> Data extract

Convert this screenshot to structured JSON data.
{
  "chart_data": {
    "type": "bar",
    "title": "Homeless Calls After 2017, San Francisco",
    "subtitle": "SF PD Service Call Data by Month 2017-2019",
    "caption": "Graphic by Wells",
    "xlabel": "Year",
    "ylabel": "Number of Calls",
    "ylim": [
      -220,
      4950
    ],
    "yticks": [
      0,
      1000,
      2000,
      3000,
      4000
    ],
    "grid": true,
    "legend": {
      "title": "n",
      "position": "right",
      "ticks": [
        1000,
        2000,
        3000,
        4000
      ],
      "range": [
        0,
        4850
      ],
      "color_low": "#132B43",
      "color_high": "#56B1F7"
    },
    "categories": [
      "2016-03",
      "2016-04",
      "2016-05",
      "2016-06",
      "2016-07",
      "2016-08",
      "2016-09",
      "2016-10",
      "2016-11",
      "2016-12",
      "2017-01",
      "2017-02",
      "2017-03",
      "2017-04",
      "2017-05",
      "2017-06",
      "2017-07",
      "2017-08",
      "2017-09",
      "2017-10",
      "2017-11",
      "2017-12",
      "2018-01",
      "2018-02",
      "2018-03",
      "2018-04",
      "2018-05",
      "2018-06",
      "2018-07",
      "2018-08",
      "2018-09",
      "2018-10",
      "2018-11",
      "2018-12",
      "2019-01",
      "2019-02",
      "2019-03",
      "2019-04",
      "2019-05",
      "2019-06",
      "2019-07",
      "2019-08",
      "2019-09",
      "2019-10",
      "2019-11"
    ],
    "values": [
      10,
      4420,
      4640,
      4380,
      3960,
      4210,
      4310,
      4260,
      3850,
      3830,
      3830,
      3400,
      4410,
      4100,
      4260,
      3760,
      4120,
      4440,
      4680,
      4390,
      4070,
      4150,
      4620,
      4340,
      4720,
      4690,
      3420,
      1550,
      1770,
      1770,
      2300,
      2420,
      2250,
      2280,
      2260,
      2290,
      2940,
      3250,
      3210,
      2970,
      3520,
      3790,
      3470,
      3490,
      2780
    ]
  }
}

> Required work
Look through the entries and return every line where "Calls" appears.

> Result below
    "title": "Homeless Calls After 2017, San Francisco",
    "ylabel": "Number of Calls",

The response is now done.